DOCUMENT EXCERPT:
MR R TAM QC & MS C NEENAN(instructed byTreasury Solicitor) appeared on behalf of the Respondent.
Judgment
Lord Justice May:
Generally speaking, those who are sentenced to a significant determinate term of imprisonment in the Crown Court are conditionally released from custody after they have served one half of their determinate sentence under provisions now residing in the Criminal Justice Act 2003. A foreign national sentenced to imprisonment may, again generally speaking, also be recommended by the sentencing court for deportation. A deportation order may then be made at the appropriate time by the Secretary of State. Some foreign nationals resist the making of a recommendation for deportation or the making of a deportation order; they may for a variety of reasons want to stay in the United Kingdom. By contrast there may be circumstances in which a foreign national actually wants to be deported, no doubt perhaps because they want to go home but also in this case because the implementation of statutory provisions could mean that they are released from custody in order to be deported earlier than they would otherwise be released, that is to say earlier than the halfway point of their determinate sentence. This is, so it is understood, one of several means of alleviating prison overcrowding. It can result in a person whose headline sentence of imprisonment is for example three years, spending not much more than a year in actual custody.

YOUR TASKS:
A - In the court judgment on early release and deportation, which Act now holds the provisions for releasing prisoners at the halfway point of their sentence?
B - Continue the court judgment on early release and deportation, starting right after its last sentence.

GIVEN INFORMATION:
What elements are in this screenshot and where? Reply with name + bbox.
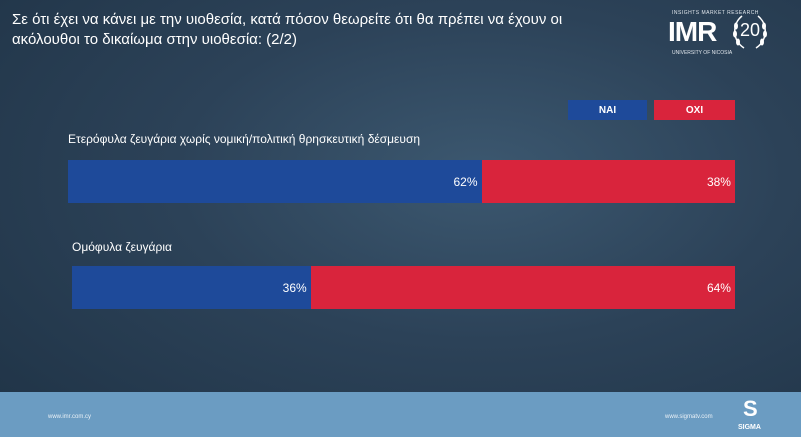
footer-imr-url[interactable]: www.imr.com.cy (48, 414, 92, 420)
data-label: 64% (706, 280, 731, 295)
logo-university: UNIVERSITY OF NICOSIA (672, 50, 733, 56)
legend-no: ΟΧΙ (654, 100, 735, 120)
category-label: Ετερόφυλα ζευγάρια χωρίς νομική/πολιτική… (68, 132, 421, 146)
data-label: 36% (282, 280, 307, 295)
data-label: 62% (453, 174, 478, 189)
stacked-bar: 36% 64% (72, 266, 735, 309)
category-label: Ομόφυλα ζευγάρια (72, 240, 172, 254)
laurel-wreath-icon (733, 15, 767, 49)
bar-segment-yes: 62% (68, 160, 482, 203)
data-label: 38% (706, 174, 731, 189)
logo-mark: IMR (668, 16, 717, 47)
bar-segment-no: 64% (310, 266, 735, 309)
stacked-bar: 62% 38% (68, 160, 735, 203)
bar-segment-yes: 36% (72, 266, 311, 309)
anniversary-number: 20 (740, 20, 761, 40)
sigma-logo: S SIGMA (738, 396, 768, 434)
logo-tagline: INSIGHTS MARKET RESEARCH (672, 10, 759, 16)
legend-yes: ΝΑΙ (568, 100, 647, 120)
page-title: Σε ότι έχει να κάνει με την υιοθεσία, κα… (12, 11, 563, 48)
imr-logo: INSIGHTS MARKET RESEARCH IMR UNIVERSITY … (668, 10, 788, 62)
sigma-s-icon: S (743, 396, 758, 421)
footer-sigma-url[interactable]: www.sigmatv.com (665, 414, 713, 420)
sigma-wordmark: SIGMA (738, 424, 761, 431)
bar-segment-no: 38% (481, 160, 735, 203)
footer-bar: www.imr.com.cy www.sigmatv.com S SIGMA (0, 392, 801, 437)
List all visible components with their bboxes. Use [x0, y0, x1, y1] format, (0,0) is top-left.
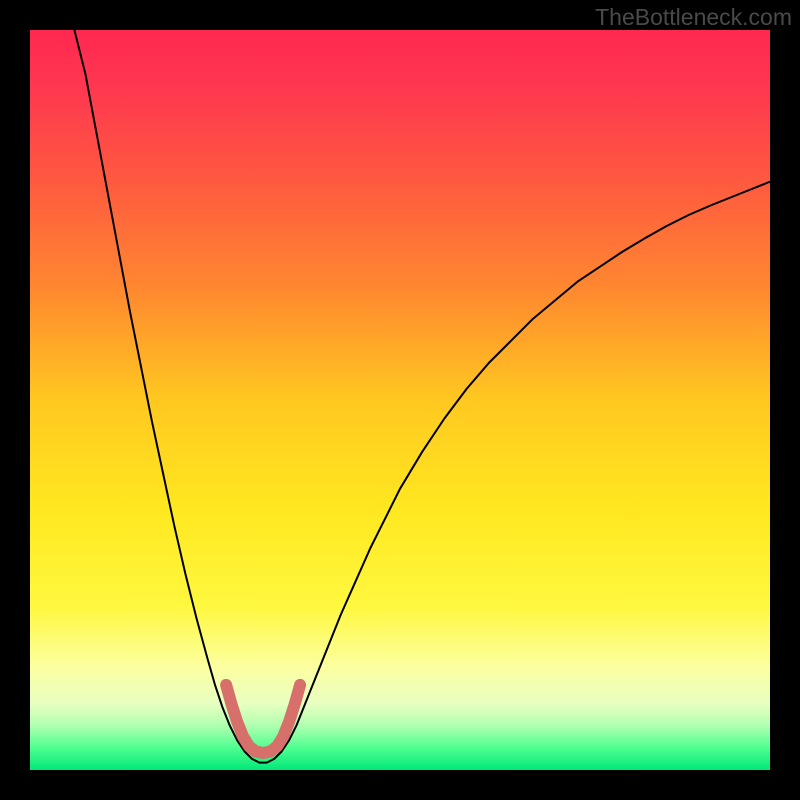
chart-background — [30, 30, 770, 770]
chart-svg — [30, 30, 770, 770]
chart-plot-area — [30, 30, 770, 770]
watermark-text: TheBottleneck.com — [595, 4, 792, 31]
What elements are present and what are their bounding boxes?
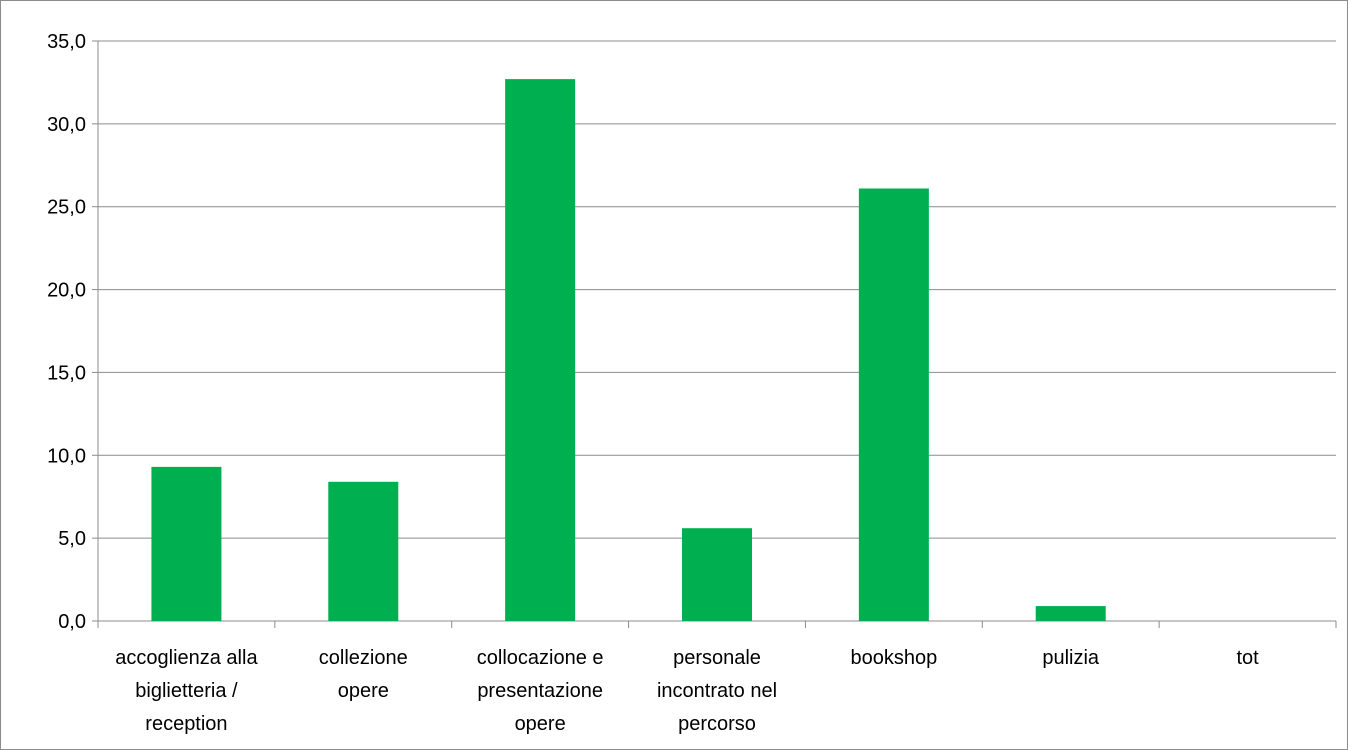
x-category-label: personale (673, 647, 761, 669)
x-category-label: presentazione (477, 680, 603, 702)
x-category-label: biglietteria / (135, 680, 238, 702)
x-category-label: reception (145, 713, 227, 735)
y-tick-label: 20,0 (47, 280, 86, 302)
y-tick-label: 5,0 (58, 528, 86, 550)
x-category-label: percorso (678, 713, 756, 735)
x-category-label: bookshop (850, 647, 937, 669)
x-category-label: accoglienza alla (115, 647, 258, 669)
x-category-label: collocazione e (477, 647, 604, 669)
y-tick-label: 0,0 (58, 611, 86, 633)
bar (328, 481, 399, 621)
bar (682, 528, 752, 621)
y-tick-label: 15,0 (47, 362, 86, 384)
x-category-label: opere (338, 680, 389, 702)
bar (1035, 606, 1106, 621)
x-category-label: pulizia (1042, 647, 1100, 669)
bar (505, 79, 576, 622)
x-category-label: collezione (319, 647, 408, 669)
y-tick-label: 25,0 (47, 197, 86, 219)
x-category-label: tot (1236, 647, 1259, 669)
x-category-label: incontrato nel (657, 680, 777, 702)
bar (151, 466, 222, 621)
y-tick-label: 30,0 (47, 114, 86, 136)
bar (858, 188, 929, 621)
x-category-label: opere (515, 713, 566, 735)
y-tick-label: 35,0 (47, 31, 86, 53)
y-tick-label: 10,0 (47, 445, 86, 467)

...

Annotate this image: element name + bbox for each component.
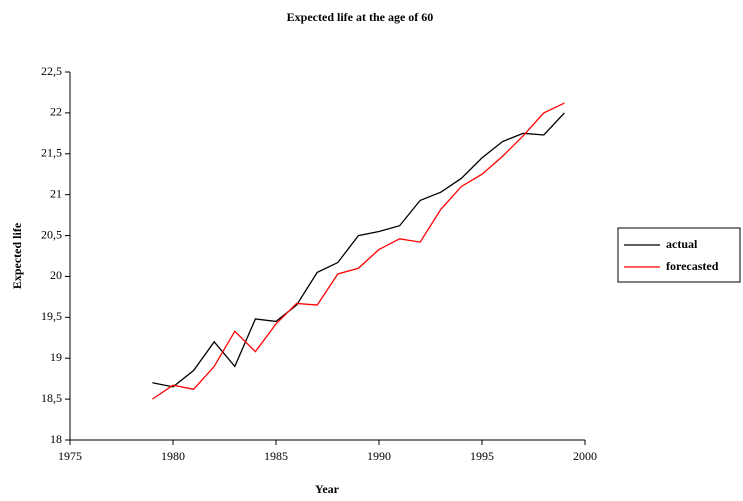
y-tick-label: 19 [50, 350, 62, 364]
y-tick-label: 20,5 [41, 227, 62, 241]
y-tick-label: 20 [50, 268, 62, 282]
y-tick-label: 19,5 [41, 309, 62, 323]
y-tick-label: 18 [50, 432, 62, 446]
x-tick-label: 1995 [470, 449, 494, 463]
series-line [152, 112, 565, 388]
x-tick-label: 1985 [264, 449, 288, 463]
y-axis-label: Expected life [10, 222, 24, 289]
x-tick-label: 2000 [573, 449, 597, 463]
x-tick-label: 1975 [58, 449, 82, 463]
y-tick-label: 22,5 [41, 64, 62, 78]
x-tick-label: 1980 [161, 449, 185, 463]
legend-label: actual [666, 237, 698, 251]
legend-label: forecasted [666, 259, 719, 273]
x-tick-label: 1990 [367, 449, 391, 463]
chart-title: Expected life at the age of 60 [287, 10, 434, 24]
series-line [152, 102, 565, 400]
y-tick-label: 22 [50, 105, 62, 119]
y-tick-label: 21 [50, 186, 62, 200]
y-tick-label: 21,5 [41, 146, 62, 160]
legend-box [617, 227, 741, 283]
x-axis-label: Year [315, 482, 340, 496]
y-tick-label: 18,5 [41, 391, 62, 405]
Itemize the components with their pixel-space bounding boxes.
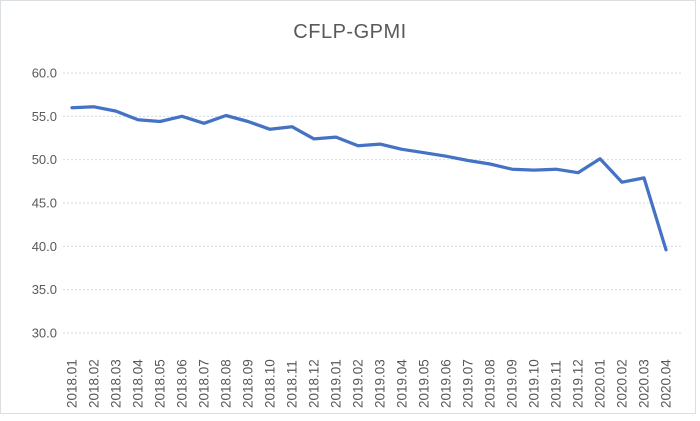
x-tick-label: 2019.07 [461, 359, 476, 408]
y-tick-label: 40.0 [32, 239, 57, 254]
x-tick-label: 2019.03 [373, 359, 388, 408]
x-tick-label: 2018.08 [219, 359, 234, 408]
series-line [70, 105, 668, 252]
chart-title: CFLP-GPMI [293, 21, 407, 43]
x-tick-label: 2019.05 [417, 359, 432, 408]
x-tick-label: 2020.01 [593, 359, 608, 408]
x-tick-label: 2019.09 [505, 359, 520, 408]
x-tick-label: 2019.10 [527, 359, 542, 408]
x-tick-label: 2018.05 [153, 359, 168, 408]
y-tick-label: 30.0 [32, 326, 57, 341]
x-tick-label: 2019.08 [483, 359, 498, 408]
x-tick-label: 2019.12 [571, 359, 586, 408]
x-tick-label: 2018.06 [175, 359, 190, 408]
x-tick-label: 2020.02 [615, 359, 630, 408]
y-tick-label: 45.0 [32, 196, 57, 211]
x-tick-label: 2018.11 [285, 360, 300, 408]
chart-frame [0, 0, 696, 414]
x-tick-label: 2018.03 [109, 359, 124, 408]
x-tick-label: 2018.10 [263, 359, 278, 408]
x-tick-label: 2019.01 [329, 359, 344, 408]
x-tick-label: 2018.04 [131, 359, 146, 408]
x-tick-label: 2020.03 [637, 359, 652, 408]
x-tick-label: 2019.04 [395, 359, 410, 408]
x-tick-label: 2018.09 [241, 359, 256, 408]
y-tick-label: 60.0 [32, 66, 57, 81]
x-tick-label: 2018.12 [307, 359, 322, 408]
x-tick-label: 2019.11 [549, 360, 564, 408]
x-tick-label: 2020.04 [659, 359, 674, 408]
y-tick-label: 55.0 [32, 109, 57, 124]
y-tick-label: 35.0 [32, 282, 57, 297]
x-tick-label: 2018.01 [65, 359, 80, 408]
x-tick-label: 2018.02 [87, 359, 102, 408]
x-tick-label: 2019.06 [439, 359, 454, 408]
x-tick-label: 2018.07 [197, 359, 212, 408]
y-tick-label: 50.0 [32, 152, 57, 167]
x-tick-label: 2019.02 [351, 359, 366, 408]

--

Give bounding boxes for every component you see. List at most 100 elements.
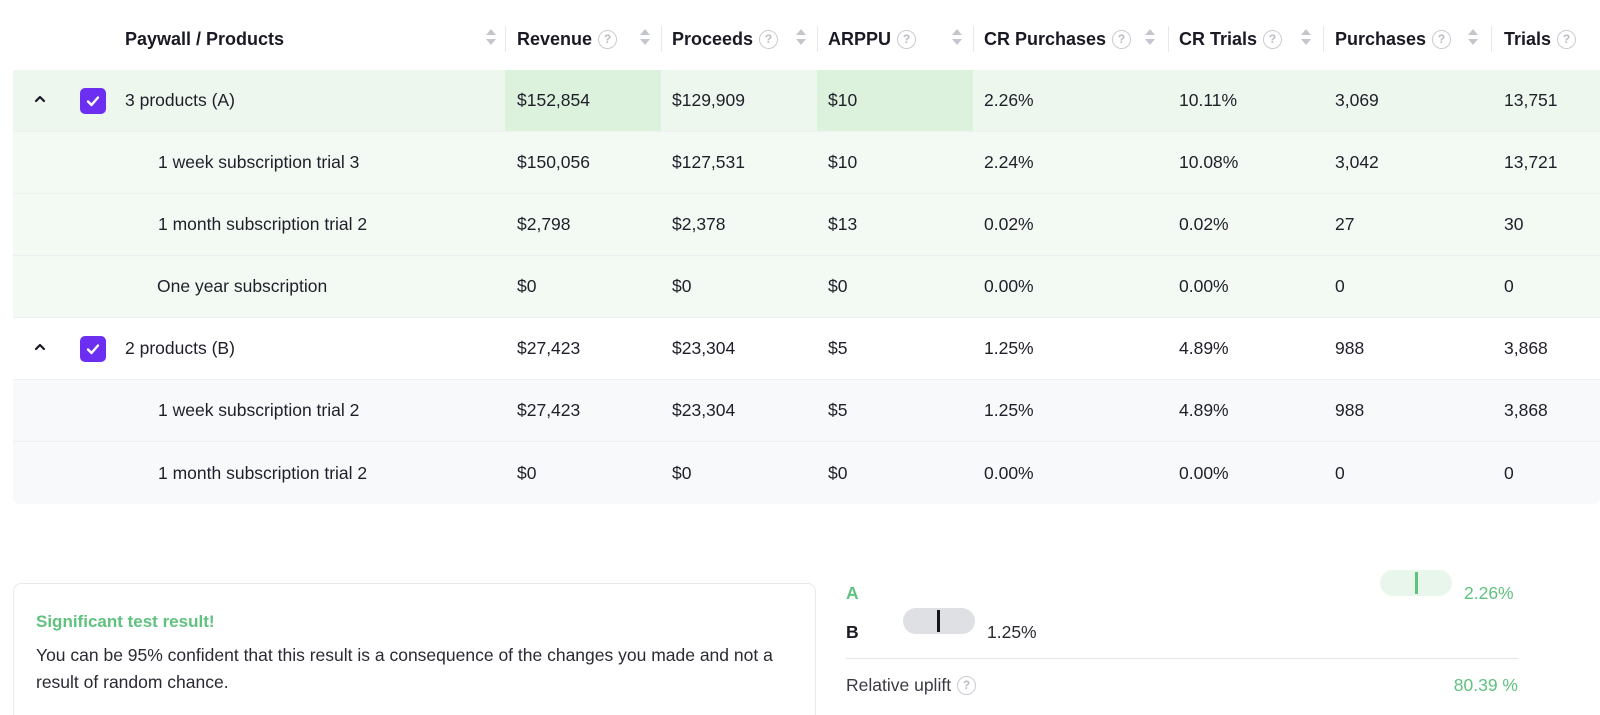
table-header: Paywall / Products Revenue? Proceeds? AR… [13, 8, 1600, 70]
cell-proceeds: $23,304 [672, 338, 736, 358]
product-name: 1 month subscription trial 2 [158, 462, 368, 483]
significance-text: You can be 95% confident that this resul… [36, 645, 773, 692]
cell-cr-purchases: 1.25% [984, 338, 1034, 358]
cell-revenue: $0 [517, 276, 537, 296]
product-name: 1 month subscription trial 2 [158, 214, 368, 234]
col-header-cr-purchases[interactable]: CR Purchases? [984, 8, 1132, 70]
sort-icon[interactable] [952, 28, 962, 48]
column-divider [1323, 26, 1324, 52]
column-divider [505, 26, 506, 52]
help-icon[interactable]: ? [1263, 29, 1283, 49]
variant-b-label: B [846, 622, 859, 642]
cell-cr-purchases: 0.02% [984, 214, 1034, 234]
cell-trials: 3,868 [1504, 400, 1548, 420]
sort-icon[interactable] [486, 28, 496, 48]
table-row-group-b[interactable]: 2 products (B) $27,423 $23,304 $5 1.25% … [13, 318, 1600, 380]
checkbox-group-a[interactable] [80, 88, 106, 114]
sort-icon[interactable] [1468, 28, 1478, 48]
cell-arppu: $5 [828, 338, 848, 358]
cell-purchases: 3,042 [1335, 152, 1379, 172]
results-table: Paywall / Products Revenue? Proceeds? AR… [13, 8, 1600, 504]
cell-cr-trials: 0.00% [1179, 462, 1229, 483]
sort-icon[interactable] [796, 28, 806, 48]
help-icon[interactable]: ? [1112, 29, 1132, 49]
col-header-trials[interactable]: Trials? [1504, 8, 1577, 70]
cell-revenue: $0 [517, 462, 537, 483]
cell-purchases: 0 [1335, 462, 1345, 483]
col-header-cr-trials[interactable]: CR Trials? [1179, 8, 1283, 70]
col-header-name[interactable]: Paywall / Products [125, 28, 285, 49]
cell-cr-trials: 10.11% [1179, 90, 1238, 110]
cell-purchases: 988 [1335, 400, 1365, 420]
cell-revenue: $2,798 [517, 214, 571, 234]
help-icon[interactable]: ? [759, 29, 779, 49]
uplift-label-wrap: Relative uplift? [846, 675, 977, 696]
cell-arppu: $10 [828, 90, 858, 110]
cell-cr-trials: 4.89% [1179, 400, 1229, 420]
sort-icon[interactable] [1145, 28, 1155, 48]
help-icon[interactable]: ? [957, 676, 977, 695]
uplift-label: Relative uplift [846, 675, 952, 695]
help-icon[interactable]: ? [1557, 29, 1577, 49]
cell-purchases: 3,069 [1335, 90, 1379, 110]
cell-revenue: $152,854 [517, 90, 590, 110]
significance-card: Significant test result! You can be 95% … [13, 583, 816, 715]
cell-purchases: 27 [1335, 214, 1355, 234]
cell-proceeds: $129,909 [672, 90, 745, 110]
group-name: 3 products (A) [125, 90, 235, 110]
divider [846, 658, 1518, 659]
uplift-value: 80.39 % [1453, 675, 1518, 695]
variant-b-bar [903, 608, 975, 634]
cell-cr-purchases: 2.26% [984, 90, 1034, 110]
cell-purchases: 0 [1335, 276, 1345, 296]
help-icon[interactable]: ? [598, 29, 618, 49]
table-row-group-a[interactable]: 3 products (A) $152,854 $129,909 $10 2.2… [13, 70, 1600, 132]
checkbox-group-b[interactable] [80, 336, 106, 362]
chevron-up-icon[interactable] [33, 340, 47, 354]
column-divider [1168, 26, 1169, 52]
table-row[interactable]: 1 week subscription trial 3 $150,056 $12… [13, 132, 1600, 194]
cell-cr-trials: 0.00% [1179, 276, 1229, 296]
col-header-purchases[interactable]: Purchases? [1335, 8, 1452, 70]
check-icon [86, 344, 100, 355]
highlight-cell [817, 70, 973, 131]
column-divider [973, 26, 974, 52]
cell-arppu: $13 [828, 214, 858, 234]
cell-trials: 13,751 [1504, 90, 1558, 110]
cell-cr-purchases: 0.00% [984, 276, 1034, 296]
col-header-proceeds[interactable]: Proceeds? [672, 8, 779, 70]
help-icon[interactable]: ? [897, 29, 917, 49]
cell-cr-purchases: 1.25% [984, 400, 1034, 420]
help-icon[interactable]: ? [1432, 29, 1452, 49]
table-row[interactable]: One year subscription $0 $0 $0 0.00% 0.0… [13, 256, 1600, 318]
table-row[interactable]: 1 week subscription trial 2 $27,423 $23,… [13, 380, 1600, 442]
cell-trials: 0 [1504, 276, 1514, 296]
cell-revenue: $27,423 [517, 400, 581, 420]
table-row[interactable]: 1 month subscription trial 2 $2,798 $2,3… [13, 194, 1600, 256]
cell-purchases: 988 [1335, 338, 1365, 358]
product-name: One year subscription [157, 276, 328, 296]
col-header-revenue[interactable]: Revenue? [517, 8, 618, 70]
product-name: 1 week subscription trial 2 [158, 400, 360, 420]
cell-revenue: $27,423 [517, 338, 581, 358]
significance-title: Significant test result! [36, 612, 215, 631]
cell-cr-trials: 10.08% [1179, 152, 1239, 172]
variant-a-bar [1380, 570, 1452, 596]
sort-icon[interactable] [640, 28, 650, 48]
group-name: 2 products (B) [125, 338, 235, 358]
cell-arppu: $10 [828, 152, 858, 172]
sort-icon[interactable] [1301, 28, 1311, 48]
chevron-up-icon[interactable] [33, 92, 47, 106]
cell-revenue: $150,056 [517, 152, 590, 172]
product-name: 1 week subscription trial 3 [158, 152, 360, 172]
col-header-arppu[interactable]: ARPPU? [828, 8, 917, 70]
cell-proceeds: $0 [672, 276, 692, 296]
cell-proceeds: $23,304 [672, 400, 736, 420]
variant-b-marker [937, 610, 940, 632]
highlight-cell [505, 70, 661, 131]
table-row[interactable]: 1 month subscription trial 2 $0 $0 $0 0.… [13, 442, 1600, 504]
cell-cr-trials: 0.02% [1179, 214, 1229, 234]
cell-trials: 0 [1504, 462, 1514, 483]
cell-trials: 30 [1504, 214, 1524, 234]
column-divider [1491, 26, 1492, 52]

ANSWERS FOR THIS EXERCISE:
A - The Criminal Justice Act 2003.

B -
Section 46A of the Criminal Justice Act 1991 as inserted into that Act by amendment by section 262 and schedule 20 of the Criminal Justice Act 2003 provides for the early removal from prison of persons liable to removal from the United Kingdom. The substance of this provision is that the Secretary of State has a power, but not on the face of it a duty, to remove from prison a prisoner liable to removal from the United Kingdom after he has served the requisite period. For a prisoner sentenced to 18 months’ imprisonment or more, the requisite period is 135 days less than one half of his term of imprisonment. There are exceptions to the operation of this power to be found in section 46A(2). By section 46A(3) the purpose of removing the prisoner from prison has to be to enable the Secretary of State to remove him from the United Kingdom; that is to say to deport him under powers in immigration and asylum legislation, including powers under section 3 of the Immigration Act 1971. So if this power is exercised, a foreign national serving a sentence of imprisonment who does not come within the exceptions in section 46A(2) has the possibility of being released from prison for deportation up to 135 days before the halfway point of his determinate sentence.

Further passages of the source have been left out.